Task requirements »
Compile every line that includes the word "eastern".

[Data records]

>> BEGIN

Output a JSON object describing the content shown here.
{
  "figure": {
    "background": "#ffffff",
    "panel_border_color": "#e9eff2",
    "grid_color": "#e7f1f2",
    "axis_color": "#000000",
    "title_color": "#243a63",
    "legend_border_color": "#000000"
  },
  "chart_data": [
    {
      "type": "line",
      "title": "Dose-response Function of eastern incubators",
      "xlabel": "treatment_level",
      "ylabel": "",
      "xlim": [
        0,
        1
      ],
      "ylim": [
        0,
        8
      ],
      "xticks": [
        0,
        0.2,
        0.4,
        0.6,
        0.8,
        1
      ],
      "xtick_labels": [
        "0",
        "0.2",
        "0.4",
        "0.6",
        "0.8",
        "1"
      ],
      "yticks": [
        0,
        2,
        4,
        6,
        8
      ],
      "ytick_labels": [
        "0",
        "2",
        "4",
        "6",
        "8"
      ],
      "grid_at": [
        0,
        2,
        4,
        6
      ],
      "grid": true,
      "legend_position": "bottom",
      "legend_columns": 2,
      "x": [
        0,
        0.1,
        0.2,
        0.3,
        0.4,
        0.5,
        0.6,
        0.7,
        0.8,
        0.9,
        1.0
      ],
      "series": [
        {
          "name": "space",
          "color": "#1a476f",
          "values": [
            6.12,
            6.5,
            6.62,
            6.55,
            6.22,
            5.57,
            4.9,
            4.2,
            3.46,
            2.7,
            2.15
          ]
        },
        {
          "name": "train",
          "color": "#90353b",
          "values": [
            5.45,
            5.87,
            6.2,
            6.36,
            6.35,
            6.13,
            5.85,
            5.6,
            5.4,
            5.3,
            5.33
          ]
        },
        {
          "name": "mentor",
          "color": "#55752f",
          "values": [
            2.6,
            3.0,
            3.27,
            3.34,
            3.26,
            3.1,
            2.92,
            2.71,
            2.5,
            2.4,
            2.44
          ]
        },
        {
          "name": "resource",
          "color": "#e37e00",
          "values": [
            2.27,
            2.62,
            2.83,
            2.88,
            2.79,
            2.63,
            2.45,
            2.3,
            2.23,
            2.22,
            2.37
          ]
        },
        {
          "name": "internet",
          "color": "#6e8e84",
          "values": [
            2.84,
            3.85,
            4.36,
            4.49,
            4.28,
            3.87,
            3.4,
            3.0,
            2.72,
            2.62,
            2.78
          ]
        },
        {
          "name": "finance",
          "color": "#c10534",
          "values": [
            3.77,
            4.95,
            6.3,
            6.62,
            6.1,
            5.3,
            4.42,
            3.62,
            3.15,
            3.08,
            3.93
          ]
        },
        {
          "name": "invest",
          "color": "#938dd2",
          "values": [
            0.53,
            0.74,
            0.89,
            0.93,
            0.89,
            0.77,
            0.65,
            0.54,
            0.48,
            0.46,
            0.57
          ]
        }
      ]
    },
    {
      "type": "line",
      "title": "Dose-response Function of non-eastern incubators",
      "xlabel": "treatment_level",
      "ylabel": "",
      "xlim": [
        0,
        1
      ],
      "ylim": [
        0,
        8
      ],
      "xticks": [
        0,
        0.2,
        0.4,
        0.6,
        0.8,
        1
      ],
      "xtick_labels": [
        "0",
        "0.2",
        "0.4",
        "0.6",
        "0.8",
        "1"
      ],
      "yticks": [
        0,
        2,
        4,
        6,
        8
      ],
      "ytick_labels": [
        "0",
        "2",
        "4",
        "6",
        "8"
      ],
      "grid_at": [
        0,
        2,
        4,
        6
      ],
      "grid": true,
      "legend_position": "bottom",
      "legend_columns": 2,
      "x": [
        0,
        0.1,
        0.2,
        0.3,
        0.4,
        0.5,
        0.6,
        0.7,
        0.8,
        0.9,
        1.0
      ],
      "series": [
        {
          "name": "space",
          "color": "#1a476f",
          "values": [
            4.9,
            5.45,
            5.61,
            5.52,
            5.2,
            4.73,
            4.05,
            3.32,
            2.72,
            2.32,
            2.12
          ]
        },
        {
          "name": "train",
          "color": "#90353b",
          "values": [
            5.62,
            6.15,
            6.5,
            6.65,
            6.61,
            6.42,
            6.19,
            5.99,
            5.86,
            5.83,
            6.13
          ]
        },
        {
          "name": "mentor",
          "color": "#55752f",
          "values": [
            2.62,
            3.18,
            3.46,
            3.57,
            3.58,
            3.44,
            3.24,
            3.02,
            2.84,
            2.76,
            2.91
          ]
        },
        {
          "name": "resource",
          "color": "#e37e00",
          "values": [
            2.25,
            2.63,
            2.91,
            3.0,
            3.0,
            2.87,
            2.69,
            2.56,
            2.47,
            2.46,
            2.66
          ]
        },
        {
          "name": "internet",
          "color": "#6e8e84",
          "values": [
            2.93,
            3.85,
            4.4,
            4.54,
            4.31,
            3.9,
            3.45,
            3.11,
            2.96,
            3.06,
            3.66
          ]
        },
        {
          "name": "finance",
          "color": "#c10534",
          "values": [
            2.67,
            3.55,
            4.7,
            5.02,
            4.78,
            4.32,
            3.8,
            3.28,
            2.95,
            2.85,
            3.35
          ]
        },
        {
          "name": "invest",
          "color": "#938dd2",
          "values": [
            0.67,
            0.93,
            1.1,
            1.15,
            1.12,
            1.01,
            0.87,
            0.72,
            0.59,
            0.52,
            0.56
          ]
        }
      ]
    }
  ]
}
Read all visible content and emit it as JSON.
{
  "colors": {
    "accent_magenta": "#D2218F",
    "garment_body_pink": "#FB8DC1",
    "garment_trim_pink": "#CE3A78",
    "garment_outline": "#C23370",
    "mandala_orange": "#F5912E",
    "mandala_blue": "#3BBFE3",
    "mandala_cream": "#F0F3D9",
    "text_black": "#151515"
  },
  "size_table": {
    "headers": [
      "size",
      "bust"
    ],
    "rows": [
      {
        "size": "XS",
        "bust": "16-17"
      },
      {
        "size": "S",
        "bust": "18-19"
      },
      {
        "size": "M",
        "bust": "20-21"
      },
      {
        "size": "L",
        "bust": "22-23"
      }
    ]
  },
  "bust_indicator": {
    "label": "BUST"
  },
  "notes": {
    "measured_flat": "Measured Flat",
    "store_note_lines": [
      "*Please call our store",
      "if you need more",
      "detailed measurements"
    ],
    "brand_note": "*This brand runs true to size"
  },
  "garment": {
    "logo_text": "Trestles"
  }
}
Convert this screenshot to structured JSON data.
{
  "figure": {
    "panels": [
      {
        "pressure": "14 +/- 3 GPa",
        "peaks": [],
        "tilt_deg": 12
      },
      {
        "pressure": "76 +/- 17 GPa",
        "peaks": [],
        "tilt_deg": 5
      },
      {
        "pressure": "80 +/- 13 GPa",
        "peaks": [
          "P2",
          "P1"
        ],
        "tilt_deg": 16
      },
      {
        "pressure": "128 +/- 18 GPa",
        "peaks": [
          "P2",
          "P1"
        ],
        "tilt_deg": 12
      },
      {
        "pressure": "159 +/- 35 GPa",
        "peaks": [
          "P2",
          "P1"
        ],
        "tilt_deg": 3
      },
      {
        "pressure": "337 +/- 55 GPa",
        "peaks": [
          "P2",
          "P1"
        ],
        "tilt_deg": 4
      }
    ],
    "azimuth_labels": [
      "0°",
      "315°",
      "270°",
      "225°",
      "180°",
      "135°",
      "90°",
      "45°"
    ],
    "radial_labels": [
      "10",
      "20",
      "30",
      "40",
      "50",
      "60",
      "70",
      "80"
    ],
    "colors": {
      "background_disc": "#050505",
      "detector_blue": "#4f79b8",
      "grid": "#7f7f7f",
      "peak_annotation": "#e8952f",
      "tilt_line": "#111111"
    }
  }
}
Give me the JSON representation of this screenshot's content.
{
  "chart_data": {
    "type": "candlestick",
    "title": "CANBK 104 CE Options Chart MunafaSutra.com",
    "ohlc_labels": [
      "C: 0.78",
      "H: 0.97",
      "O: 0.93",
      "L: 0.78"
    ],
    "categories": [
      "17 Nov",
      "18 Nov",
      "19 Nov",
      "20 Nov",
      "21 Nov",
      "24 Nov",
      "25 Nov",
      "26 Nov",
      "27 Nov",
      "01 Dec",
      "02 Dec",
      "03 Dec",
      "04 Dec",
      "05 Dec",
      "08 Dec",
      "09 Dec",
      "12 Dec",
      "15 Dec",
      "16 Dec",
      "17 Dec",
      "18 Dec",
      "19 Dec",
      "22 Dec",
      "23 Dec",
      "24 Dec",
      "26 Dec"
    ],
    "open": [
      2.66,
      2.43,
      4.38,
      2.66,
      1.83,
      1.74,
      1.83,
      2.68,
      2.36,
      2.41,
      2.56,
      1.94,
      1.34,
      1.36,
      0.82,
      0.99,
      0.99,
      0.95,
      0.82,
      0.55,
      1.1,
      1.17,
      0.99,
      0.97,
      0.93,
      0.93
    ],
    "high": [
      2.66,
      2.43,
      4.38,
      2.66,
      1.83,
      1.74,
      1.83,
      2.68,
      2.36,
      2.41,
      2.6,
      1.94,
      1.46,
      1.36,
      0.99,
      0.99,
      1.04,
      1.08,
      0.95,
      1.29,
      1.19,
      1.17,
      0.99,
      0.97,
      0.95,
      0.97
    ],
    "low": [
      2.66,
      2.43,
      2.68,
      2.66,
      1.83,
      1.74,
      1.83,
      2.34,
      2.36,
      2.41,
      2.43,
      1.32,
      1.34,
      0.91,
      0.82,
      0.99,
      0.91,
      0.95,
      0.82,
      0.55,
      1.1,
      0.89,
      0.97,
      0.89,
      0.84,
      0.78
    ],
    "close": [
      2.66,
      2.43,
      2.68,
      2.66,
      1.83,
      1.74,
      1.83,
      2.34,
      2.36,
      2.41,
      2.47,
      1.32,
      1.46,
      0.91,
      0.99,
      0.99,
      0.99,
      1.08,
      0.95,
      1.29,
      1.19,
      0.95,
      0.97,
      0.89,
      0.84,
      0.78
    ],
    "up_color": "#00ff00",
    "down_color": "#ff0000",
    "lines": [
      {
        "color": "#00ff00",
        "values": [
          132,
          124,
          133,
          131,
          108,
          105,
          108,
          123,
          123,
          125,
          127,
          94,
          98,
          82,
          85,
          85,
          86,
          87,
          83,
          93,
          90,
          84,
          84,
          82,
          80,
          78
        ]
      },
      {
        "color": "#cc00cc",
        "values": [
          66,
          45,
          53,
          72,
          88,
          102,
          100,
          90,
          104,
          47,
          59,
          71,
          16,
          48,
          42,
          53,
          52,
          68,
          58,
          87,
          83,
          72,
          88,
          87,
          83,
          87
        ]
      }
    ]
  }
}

>> END

Answer to this task »
      "title": "Dose-response Function of eastern incubators",
      "title": "Dose-response Function of non-eastern incubators",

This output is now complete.